[EXERCISE DIRECTIONS]
In the copy, leave out the pictures and repeat all records exactly.

(Items from an interface collection)
┄┄┄┄┄┄┄┄┄┄┄┄┄┄┄┄┄┄┄┄
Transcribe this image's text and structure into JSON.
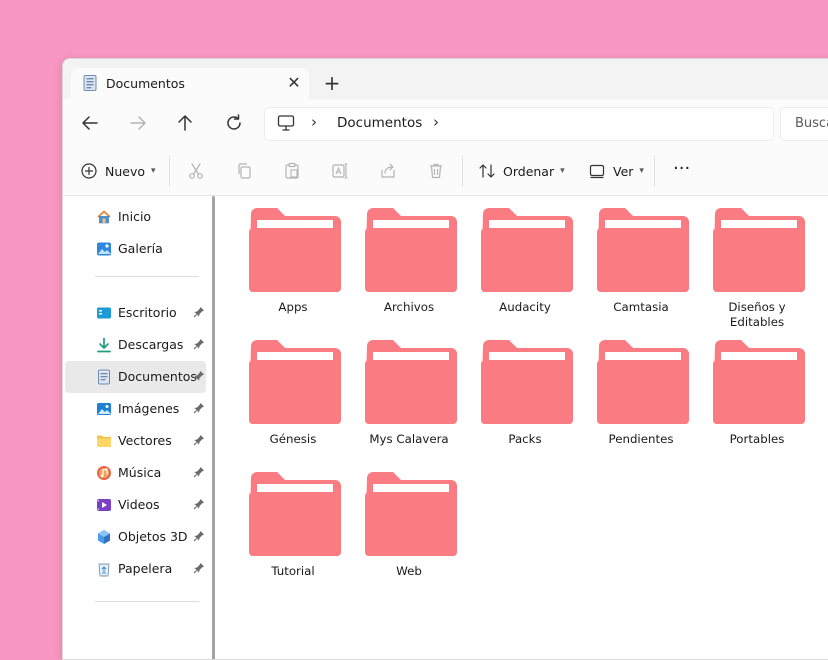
{
  "tab": {
    "title": "Documentos",
    "close": "✕",
    "new": "+"
  },
  "address": {
    "path": "Documentos",
    "sep": "›"
  },
  "search": {
    "placeholder": "Buscar en Documentos",
    "visible": "Busca"
  },
  "toolbar": {
    "new_label": "Nuevo",
    "sort_label": "Ordenar",
    "view_label": "Ver",
    "more": "···"
  },
  "sidebar": {
    "items": [
      {
        "label": "Inicio",
        "icon": "home-icon"
      },
      {
        "label": "Galería",
        "icon": "gallery-icon"
      },
      {
        "label": "Escritorio",
        "icon": "desktop-icon",
        "pinned": true
      },
      {
        "label": "Descargas",
        "icon": "download-icon",
        "pinned": true
      },
      {
        "label": "Documentos",
        "icon": "document-icon",
        "pinned": true,
        "selected": true
      },
      {
        "label": "Imágenes",
        "icon": "pictures-icon",
        "pinned": true
      },
      {
        "label": "Vectores",
        "icon": "folder-icon",
        "pinned": true
      },
      {
        "label": "Música",
        "icon": "music-icon",
        "pinned": true
      },
      {
        "label": "Videos",
        "icon": "videos-icon",
        "pinned": true
      },
      {
        "label": "Objetos 3D",
        "icon": "objects-3d-icon",
        "pinned": true
      },
      {
        "label": "Papelera",
        "icon": "recycle-bin-icon",
        "pinned": true
      }
    ]
  },
  "folders": [
    {
      "line1": "Apps",
      "line2": ""
    },
    {
      "line1": "Archivos",
      "line2": ""
    },
    {
      "line1": "Audacity",
      "line2": ""
    },
    {
      "line1": "Camtasia",
      "line2": ""
    },
    {
      "line1": "Diseños y",
      "line2": "Editables"
    },
    {
      "line1": "Génesis",
      "line2": ""
    },
    {
      "line1": "Mys Calavera",
      "line2": ""
    },
    {
      "line1": "Packs",
      "line2": ""
    },
    {
      "line1": "Pendientes",
      "line2": ""
    },
    {
      "line1": "Portables",
      "line2": ""
    },
    {
      "line1": "Tutorial",
      "line2": ""
    },
    {
      "line1": "Web",
      "line2": ""
    }
  ],
  "colors": {
    "desktop_bg": "#f897c1",
    "folder": "#fb7b83",
    "folder_paper": "#ffffff"
  }
}
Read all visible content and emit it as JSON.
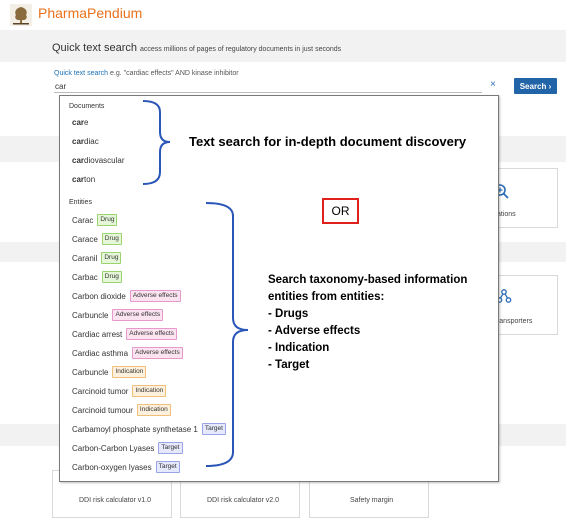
{
  "header": {
    "brand": "PharmaPendium"
  },
  "quick_search": {
    "title": "Quick text search",
    "subtitle": "access millions of pages of regulatory documents in just seconds",
    "hint_link": "Quick text search",
    "hint_text": "e.g. \"cardiac effects\" AND kinase inhibitor",
    "query": "car",
    "search_label": "Search",
    "search_arrow": "›",
    "clear_symbol": "×"
  },
  "dropdown": {
    "documents_title": "Documents",
    "documents": [
      {
        "bold": "car",
        "rest": "e"
      },
      {
        "bold": "car",
        "rest": "diac"
      },
      {
        "bold": "car",
        "rest": "diovascular"
      },
      {
        "bold": "car",
        "rest": "ton"
      }
    ],
    "entities_title": "Entities",
    "entities": [
      {
        "name": "Carac",
        "tag": "Drug",
        "kind": "drug"
      },
      {
        "name": "Carace",
        "tag": "Drug",
        "kind": "drug"
      },
      {
        "name": "Caranil",
        "tag": "Drug",
        "kind": "drug"
      },
      {
        "name": "Carbac",
        "tag": "Drug",
        "kind": "drug"
      },
      {
        "name": "Carbon dioxide",
        "tag": "Adverse effects",
        "kind": "ae"
      },
      {
        "name": "Carbuncle",
        "tag": "Adverse effects",
        "kind": "ae"
      },
      {
        "name": "Cardiac arrest",
        "tag": "Adverse effects",
        "kind": "ae"
      },
      {
        "name": "Cardiac asthma",
        "tag": "Adverse effects",
        "kind": "ae"
      },
      {
        "name": "Carbuncle",
        "tag": "Indication",
        "kind": "ind"
      },
      {
        "name": "Carcinoid tumor",
        "tag": "Indication",
        "kind": "ind"
      },
      {
        "name": "Carcinoid tumour",
        "tag": "Indication",
        "kind": "ind"
      },
      {
        "name": "Carbamoyl phosphate synthetase 1",
        "tag": "Target",
        "kind": "tgt"
      },
      {
        "name": "Carbon-Carbon Lyases",
        "tag": "Target",
        "kind": "tgt"
      },
      {
        "name": "Carbon-oxygen lyases",
        "tag": "Target",
        "kind": "tgt"
      }
    ]
  },
  "cards": {
    "ddi_v1": "DDI risk calculator v1.0",
    "ddi_v2": "DDI risk calculator v2.0",
    "safety_margin": "Safety margin",
    "right_card_1": "ations",
    "right_card_2": "z. & transporters"
  },
  "annotations": {
    "text_search": "Text search for in-depth document discovery",
    "or": "OR",
    "taxonomy_lines": [
      "Search taxonomy-based information",
      "entities from entities:",
      "- Drugs",
      "- Adverse effects",
      "- Indication",
      "- Target"
    ]
  },
  "colors": {
    "brand": "#e9711c",
    "link": "#1a6fb3",
    "search_button": "#2264a8",
    "bracket": "#2a56b8",
    "or_border": "#e0201a"
  },
  "icons": [
    "elsevier-tree-logo",
    "close-icon",
    "chevron-right-icon",
    "search-plus-icon",
    "molecule-icon"
  ]
}
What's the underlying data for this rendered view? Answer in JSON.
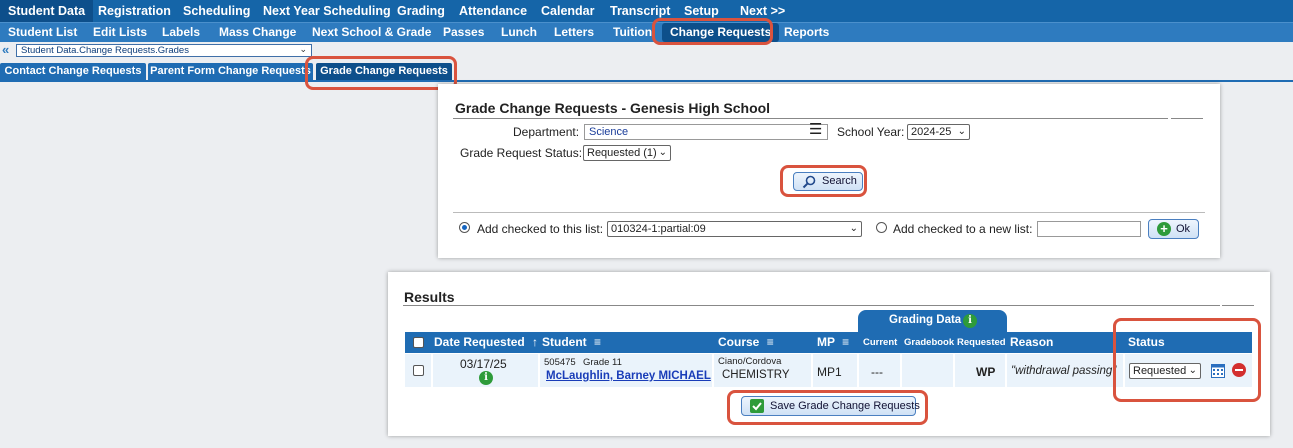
{
  "nav_main": [
    "Student Data",
    "Registration",
    "Scheduling",
    "Next Year Scheduling",
    "Grading",
    "Attendance",
    "Calendar",
    "Transcript",
    "Setup",
    "Next >>"
  ],
  "nav_sub": [
    "Student List",
    "Edit Lists",
    "Labels",
    "Mass Change",
    "Next School & Grade",
    "Passes",
    "Lunch",
    "Letters",
    "Tuition",
    "Change Requests",
    "Reports"
  ],
  "breadcrumb": "Student Data.Change Requests.Grades",
  "tabs": [
    "Contact Change Requests",
    "Parent Form Change Requests",
    "Grade Change Requests"
  ],
  "search_panel": {
    "title": "Grade Change Requests - Genesis High School",
    "department_label": "Department:",
    "department_value": "Science",
    "school_year_label": "School Year:",
    "school_year_value": "2024-25",
    "status_label": "Grade Request Status:",
    "status_value": "Requested (1)",
    "search_button": "Search",
    "add_checked_label": "Add checked to this list:",
    "list_value": "010324-1:partial:09",
    "add_new_label": "Add checked to a new list:",
    "new_list_value": "",
    "ok_button": "Ok"
  },
  "results": {
    "title": "Results",
    "grading_data_label": "Grading Data",
    "columns": {
      "date": "Date Requested",
      "student": "Student",
      "course": "Course",
      "mp": "MP",
      "current": "Current",
      "gradebook": "Gradebook",
      "requested": "Requested",
      "reason": "Reason",
      "status": "Status"
    },
    "row": {
      "date": "03/17/25",
      "student_id": "505475",
      "grade": "Grade 11",
      "student_name": "McLaughlin, Barney MICHAEL",
      "teacher": "Ciano/Cordova",
      "course": "CHEMISTRY",
      "mp": "MP1",
      "current": "---",
      "gradebook": "",
      "requested": "WP",
      "reason": "\"withdrawal passing\"",
      "status": "Requested"
    },
    "save_button": "Save Grade Change Requests"
  },
  "icons": {
    "sort_up": "↑",
    "menu": "≡",
    "info": "i",
    "search": "magnifier-icon",
    "ok": "plus-circle-icon",
    "calendar": "calendar-icon",
    "remove": "minus-circle-icon"
  },
  "colors": {
    "nav": "#1565a8",
    "subnav": "#2e7bbf",
    "header": "#1f6cb3",
    "highlight": "#d9533e",
    "info_green": "#2e9b3a",
    "remove_red": "#d32f2f"
  }
}
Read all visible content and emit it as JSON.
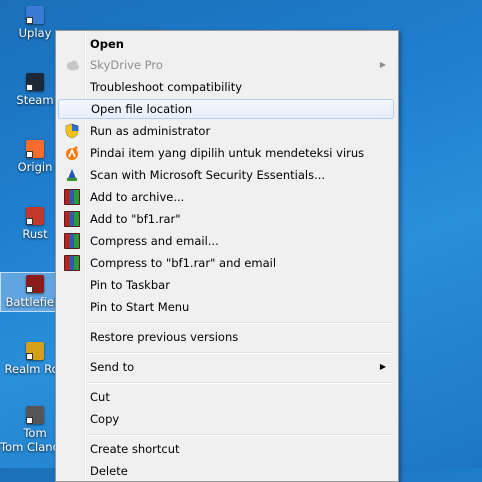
┄┄┄┄┄┄┄┄┄┄┄┄┄┄┄┄┄┄┄┄
[RESPONSE AREA]
Transcribe this image's text and structure into JSON.
{
  "tab": {
    "title": "Documentos",
    "close": "✕",
    "new": "+"
  },
  "address": {
    "path": "Documentos",
    "sep": "›"
  },
  "search": {
    "placeholder": "Buscar en Documentos",
    "visible": "Busca"
  },
  "toolbar": {
    "new_label": "Nuevo",
    "sort_label": "Ordenar",
    "view_label": "Ver",
    "more": "···"
  },
  "sidebar": {
    "items": [
      {
        "label": "Inicio",
        "icon": "home-icon"
      },
      {
        "label": "Galería",
        "icon": "gallery-icon"
      },
      {
        "label": "Escritorio",
        "icon": "desktop-icon",
        "pinned": true
      },
      {
        "label": "Descargas",
        "icon": "download-icon",
        "pinned": true
      },
      {
        "label": "Documentos",
        "icon": "document-icon",
        "pinned": true,
        "selected": true
      },
      {
        "label": "Imágenes",
        "icon": "pictures-icon",
        "pinned": true
      },
      {
        "label": "Vectores",
        "icon": "folder-icon",
        "pinned": true
      },
      {
        "label": "Música",
        "icon": "music-icon",
        "pinned": true
      },
      {
        "label": "Videos",
        "icon": "videos-icon",
        "pinned": true
      },
      {
        "label": "Objetos 3D",
        "icon": "objects-3d-icon",
        "pinned": true
      },
      {
        "label": "Papelera",
        "icon": "recycle-bin-icon",
        "pinned": true
      }
    ]
  },
  "folders": [
    {
      "line1": "Apps",
      "line2": ""
    },
    {
      "line1": "Archivos",
      "line2": ""
    },
    {
      "line1": "Audacity",
      "line2": ""
    },
    {
      "line1": "Camtasia",
      "line2": ""
    },
    {
      "line1": "Diseños y",
      "line2": "Editables"
    },
    {
      "line1": "Génesis",
      "line2": ""
    },
    {
      "line1": "Mys Calavera",
      "line2": ""
    },
    {
      "line1": "Packs",
      "line2": ""
    },
    {
      "line1": "Pendientes",
      "line2": ""
    },
    {
      "line1": "Portables",
      "line2": ""
    },
    {
      "line1": "Tutorial",
      "line2": ""
    },
    {
      "line1": "Web",
      "line2": ""
    }
  ],
  "colors": {
    "desktop_bg": "#f897c1",
    "folder": "#fb7b83",
    "folder_paper": "#ffffff"
  }
}
Read all visible content and emit it as JSON.
{
  "header": {
    "brand": "PharmaPendium"
  },
  "quick_search": {
    "title": "Quick text search",
    "subtitle": "access millions of pages of regulatory documents in just seconds",
    "hint_link": "Quick text search",
    "hint_text": "e.g. \"cardiac effects\" AND kinase inhibitor",
    "query": "car",
    "search_label": "Search",
    "search_arrow": "›",
    "clear_symbol": "×"
  },
  "dropdown": {
    "documents_title": "Documents",
    "documents": [
      {
        "bold": "car",
        "rest": "e"
      },
      {
        "bold": "car",
        "rest": "diac"
      },
      {
        "bold": "car",
        "rest": "diovascular"
      },
      {
        "bold": "car",
        "rest": "ton"
      }
    ],
    "entities_title": "Entities",
    "entities": [
      {
        "name": "Carac",
        "tag": "Drug",
        "kind": "drug"
      },
      {
        "name": "Carace",
        "tag": "Drug",
        "kind": "drug"
      },
      {
        "name": "Caranil",
        "tag": "Drug",
        "kind": "drug"
      },
      {
        "name": "Carbac",
        "tag": "Drug",
        "kind": "drug"
      },
      {
        "name": "Carbon dioxide",
        "tag": "Adverse effects",
        "kind": "ae"
      },
      {
        "name": "Carbuncle",
        "tag": "Adverse effects",
        "kind": "ae"
      },
      {
        "name": "Cardiac arrest",
        "tag": "Adverse effects",
        "kind": "ae"
      },
      {
        "name": "Cardiac asthma",
        "tag": "Adverse effects",
        "kind": "ae"
      },
      {
        "name": "Carbuncle",
        "tag": "Indication",
        "kind": "ind"
      },
      {
        "name": "Carcinoid tumor",
        "tag": "Indication",
        "kind": "ind"
      },
      {
        "name": "Carcinoid tumour",
        "tag": "Indication",
        "kind": "ind"
      },
      {
        "name": "Carbamoyl phosphate synthetase 1",
        "tag": "Target",
        "kind": "tgt"
      },
      {
        "name": "Carbon-Carbon Lyases",
        "tag": "Target",
        "kind": "tgt"
      },
      {
        "name": "Carbon-oxygen lyases",
        "tag": "Target",
        "kind": "tgt"
      }
    ]
  },
  "cards": {
    "ddi_v1": "DDI risk calculator v1.0",
    "ddi_v2": "DDI risk calculator v2.0",
    "safety_margin": "Safety margin",
    "right_card_1": "ations",
    "right_card_2": "z. & transporters"
  },
  "annotations": {
    "text_search": "Text search for in-depth document discovery",
    "or": "OR",
    "taxonomy_lines": [
      "Search taxonomy-based information",
      "entities from entities:",
      "- Drugs",
      "- Adverse effects",
      "- Indication",
      "- Target"
    ]
  },
  "colors": {
    "brand": "#e9711c",
    "link": "#1a6fb3",
    "search_button": "#2264a8",
    "bracket": "#2a56b8",
    "or_border": "#e0201a"
  },
  "icons": [
    "elsevier-tree-logo",
    "close-icon",
    "chevron-right-icon",
    "search-plus-icon",
    "molecule-icon"
  ]
}
What's the underlying data for this rendered view? Answer in JSON.
{
  "nav_main": [
    "Student Data",
    "Registration",
    "Scheduling",
    "Next Year Scheduling",
    "Grading",
    "Attendance",
    "Calendar",
    "Transcript",
    "Setup",
    "Next >>"
  ],
  "nav_sub": [
    "Student List",
    "Edit Lists",
    "Labels",
    "Mass Change",
    "Next School & Grade",
    "Passes",
    "Lunch",
    "Letters",
    "Tuition",
    "Change Requests",
    "Reports"
  ],
  "breadcrumb": "Student Data.Change Requests.Grades",
  "tabs": [
    "Contact Change Requests",
    "Parent Form Change Requests",
    "Grade Change Requests"
  ],
  "search_panel": {
    "title": "Grade Change Requests - Genesis High School",
    "department_label": "Department:",
    "department_value": "Science",
    "school_year_label": "School Year:",
    "school_year_value": "2024-25",
    "status_label": "Grade Request Status:",
    "status_value": "Requested (1)",
    "search_button": "Search",
    "add_checked_label": "Add checked to this list:",
    "list_value": "010324-1:partial:09",
    "add_new_label": "Add checked to a new list:",
    "new_list_value": "",
    "ok_button": "Ok"
  },
  "results": {
    "title": "Results",
    "grading_data_label": "Grading Data",
    "columns": {
      "date": "Date Requested",
      "student": "Student",
      "course": "Course",
      "mp": "MP",
      "current": "Current",
      "gradebook": "Gradebook",
      "requested": "Requested",
      "reason": "Reason",
      "status": "Status"
    },
    "row": {
      "date": "03/17/25",
      "student_id": "505475",
      "grade": "Grade 11",
      "student_name": "McLaughlin, Barney MICHAEL",
      "teacher": "Ciano/Cordova",
      "course": "CHEMISTRY",
      "mp": "MP1",
      "current": "---",
      "gradebook": "",
      "requested": "WP",
      "reason": "\"withdrawal passing\"",
      "status": "Requested"
    },
    "save_button": "Save Grade Change Requests"
  },
  "icons": {
    "sort_up": "↑",
    "menu": "≡",
    "info": "i",
    "search": "magnifier-icon",
    "ok": "plus-circle-icon",
    "calendar": "calendar-icon",
    "remove": "minus-circle-icon"
  },
  "colors": {
    "nav": "#1565a8",
    "subnav": "#2e7bbf",
    "header": "#1f6cb3",
    "highlight": "#d9533e",
    "info_green": "#2e9b3a",
    "remove_red": "#d32f2f"
  }
}
Read all visible content and emit it as JSON.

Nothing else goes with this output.